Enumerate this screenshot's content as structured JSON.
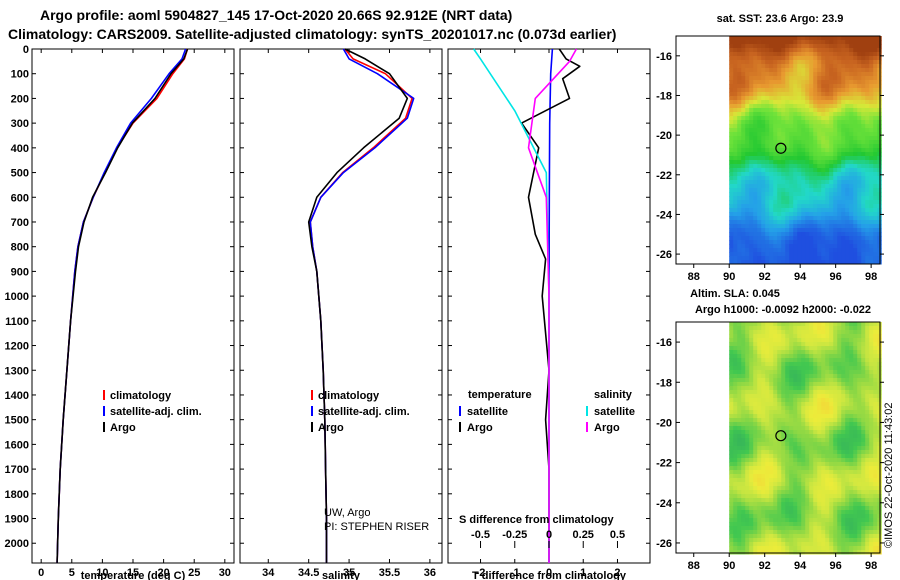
{
  "header": {
    "line1": "Argo profile: aoml 5904827_145 17-Oct-2020 20.66S 92.912E (NRT data)",
    "line2": "Climatology: CARS2009. Satellite-adjusted climatology: synTS_20201017.nc (0.073d earlier)"
  },
  "colors": {
    "climatology": "#ff0000",
    "satellite": "#0000ff",
    "argo": "#000000",
    "sal_satellite": "#00e5e5",
    "sal_argo": "#ff00ff"
  },
  "chart_data": [
    {
      "type": "line",
      "id": "temperature",
      "xlabel": "temperature (deg C)",
      "xlim": [
        -1.5,
        31.5
      ],
      "xticks": [
        "0",
        "5",
        "10",
        "15",
        "20",
        "25",
        "30"
      ],
      "xtick_values": [
        0,
        5,
        10,
        15,
        20,
        25,
        30
      ],
      "ylim": [
        2080,
        0
      ],
      "yticks": [
        "0",
        "100",
        "200",
        "300",
        "400",
        "500",
        "600",
        "700",
        "800",
        "900",
        "1000",
        "1100",
        "1200",
        "1300",
        "1400",
        "1500",
        "1600",
        "1700",
        "1800",
        "1900",
        "2000"
      ],
      "ytick_values": [
        0,
        100,
        200,
        300,
        400,
        500,
        600,
        700,
        800,
        900,
        1000,
        1100,
        1200,
        1300,
        1400,
        1500,
        1600,
        1700,
        1800,
        1900,
        2000
      ],
      "legend": [
        "climatology",
        "satellite-adj. clim.",
        "Argo"
      ],
      "series": [
        {
          "name": "climatology",
          "color": "#ff0000",
          "x": [
            23.9,
            23.4,
            21.5,
            18.9,
            15.0,
            12.4,
            10.4,
            8.5,
            6.9,
            6.0,
            5.5,
            4.8,
            4.2,
            3.6,
            3.1,
            2.8,
            2.6
          ],
          "y": [
            0,
            40,
            100,
            200,
            300,
            400,
            500,
            600,
            700,
            800,
            900,
            1100,
            1300,
            1500,
            1700,
            1900,
            2080
          ]
        },
        {
          "name": "satellite-adj. clim.",
          "color": "#0000ff",
          "x": [
            23.6,
            23.0,
            20.9,
            18.0,
            14.6,
            12.3,
            10.3,
            8.5,
            6.9,
            6.0,
            5.5,
            4.8,
            4.2,
            3.6,
            3.1,
            2.8,
            2.6
          ],
          "y": [
            0,
            40,
            100,
            200,
            300,
            400,
            500,
            600,
            700,
            800,
            900,
            1100,
            1300,
            1500,
            1700,
            1900,
            2080
          ]
        },
        {
          "name": "Argo",
          "color": "#000000",
          "x": [
            23.9,
            23.3,
            21.2,
            18.6,
            14.9,
            12.5,
            10.5,
            8.4,
            7.0,
            6.1,
            5.6,
            4.8,
            4.2,
            3.6,
            3.1,
            2.8,
            2.6
          ],
          "y": [
            0,
            40,
            100,
            200,
            300,
            400,
            500,
            600,
            700,
            800,
            900,
            1100,
            1300,
            1500,
            1700,
            1900,
            2080
          ]
        }
      ]
    },
    {
      "type": "line",
      "id": "salinity",
      "xlabel": "salinity",
      "xlim": [
        33.65,
        36.15
      ],
      "xticks": [
        "34",
        "34.5",
        "35",
        "35.5",
        "36"
      ],
      "xtick_values": [
        34,
        34.5,
        35,
        35.5,
        36
      ],
      "ylim": [
        2080,
        0
      ],
      "legend": [
        "climatology",
        "satellite-adj. clim.",
        "Argo"
      ],
      "annotation": [
        "UW, Argo",
        "PI: STEPHEN RISER"
      ],
      "series": [
        {
          "name": "climatology",
          "color": "#ff0000",
          "x": [
            34.95,
            35.05,
            35.45,
            35.78,
            35.7,
            35.3,
            34.92,
            34.65,
            34.52,
            34.55,
            34.6,
            34.65,
            34.68,
            34.7,
            34.71,
            34.72,
            34.72
          ],
          "y": [
            0,
            40,
            100,
            200,
            280,
            400,
            500,
            600,
            700,
            800,
            900,
            1100,
            1300,
            1500,
            1700,
            1900,
            2080
          ]
        },
        {
          "name": "satellite-adj. clim.",
          "color": "#0000ff",
          "x": [
            34.93,
            35.0,
            35.35,
            35.8,
            35.72,
            35.32,
            34.93,
            34.65,
            34.52,
            34.55,
            34.6,
            34.65,
            34.68,
            34.7,
            34.71,
            34.72,
            34.72
          ],
          "y": [
            0,
            40,
            100,
            200,
            280,
            400,
            500,
            600,
            700,
            800,
            900,
            1100,
            1300,
            1500,
            1700,
            1900,
            2080
          ]
        },
        {
          "name": "Argo",
          "color": "#000000",
          "x": [
            34.95,
            35.2,
            35.5,
            35.72,
            35.62,
            35.18,
            34.85,
            34.6,
            34.5,
            34.54,
            34.6,
            34.65,
            34.68,
            34.7,
            34.71,
            34.72,
            34.72
          ],
          "y": [
            0,
            40,
            100,
            200,
            280,
            400,
            500,
            600,
            700,
            800,
            900,
            1100,
            1300,
            1500,
            1700,
            1900,
            2080
          ]
        }
      ]
    },
    {
      "type": "line",
      "id": "differences",
      "xlabel": "T difference from climatology",
      "xlim": [
        -2.95,
        2.95
      ],
      "xticks": [
        "-2",
        "-1",
        "0",
        "1",
        "2"
      ],
      "xtick_values": [
        -2,
        -1,
        0,
        1,
        2
      ],
      "s_label": "S difference from climatology",
      "s_ticks": [
        "-0.5",
        "-0.25",
        "0",
        "0.25",
        "0.5"
      ],
      "s_tick_values": [
        -0.5,
        -0.25,
        0,
        0.25,
        0.5
      ],
      "s_scale": 4,
      "ylim": [
        2080,
        0
      ],
      "legend_left": {
        "title": "temperature",
        "items": [
          "satellite",
          "Argo"
        ]
      },
      "legend_right": {
        "title": "salinity",
        "items": [
          "satellite",
          "Argo"
        ]
      },
      "series": [
        {
          "name": "T satellite",
          "color": "#0000ff",
          "x": [
            0.1,
            0.05,
            0.02,
            0.01,
            0.0,
            0.0,
            0.0
          ],
          "y": [
            0,
            100,
            300,
            600,
            1000,
            1500,
            2080
          ]
        },
        {
          "name": "T Argo",
          "color": "#000000",
          "x": [
            0.3,
            0.5,
            0.9,
            0.4,
            0.6,
            -0.8,
            -0.3,
            -0.6,
            -0.4,
            -0.1,
            -0.2,
            0.0,
            -0.1,
            0.0,
            0.0,
            0.0
          ],
          "y": [
            0,
            40,
            70,
            120,
            200,
            300,
            400,
            600,
            750,
            850,
            1000,
            1300,
            1500,
            1700,
            1900,
            2080
          ]
        },
        {
          "name": "S satellite",
          "color": "#00e5e5",
          "x": [
            -0.55,
            -0.5,
            -0.25,
            -0.02,
            0.0,
            0.0
          ],
          "y": [
            0,
            40,
            250,
            500,
            1000,
            2080
          ]
        },
        {
          "name": "S Argo",
          "color": "#ff00ff",
          "x": [
            0.2,
            0.15,
            -0.1,
            -0.15,
            -0.02,
            0.0,
            0.0
          ],
          "y": [
            0,
            50,
            200,
            400,
            600,
            1000,
            2080
          ]
        }
      ]
    }
  ],
  "map_sst": {
    "title": "sat. SST: 23.6  Argo: 23.9",
    "lat_ticks": [
      "-16",
      "-18",
      "-20",
      "-22",
      "-24",
      "-26"
    ],
    "lat_values": [
      -16,
      -18,
      -20,
      -22,
      -24,
      -26
    ],
    "lon_ticks": [
      "88",
      "90",
      "92",
      "94",
      "96",
      "98"
    ],
    "lon_values": [
      88,
      90,
      92,
      94,
      96,
      98
    ],
    "lon_range": [
      87,
      98.5
    ],
    "lat_range": [
      -15,
      -26.5
    ],
    "float_lon": 92.912,
    "float_lat": -20.66
  },
  "map_sla": {
    "title1": "Altim. SLA: 0.045",
    "title2": "Argo h1000: -0.0092 h2000: -0.022",
    "lat_ticks": [
      "-16",
      "-18",
      "-20",
      "-22",
      "-24",
      "-26"
    ],
    "lat_values": [
      -16,
      -18,
      -20,
      -22,
      -24,
      -26
    ],
    "lon_ticks": [
      "88",
      "90",
      "92",
      "94",
      "96",
      "98"
    ],
    "lon_values": [
      88,
      90,
      92,
      94,
      96,
      98
    ],
    "lon_range": [
      87,
      98.5
    ],
    "lat_range": [
      -15,
      -26.5
    ],
    "float_lon": 92.912,
    "float_lat": -20.66
  },
  "credit": "©IMOS 22-Oct-2020 11:43:02"
}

# # # # # # #

- Task to complete
Pull out the lines above in which the word "climatology" appears.

- Full solution
    "line2": "Climatology: CARS2009. Satellite-adjusted climatology: synTS_20201017.nc (0.073d earlier)"
    "climatology": "#ff0000",
        "climatology",
          "name": "climatology",
        "climatology",
          "name": "climatology",
      "xlabel": "T difference from climatology",
      "s_label": "S difference from climatology",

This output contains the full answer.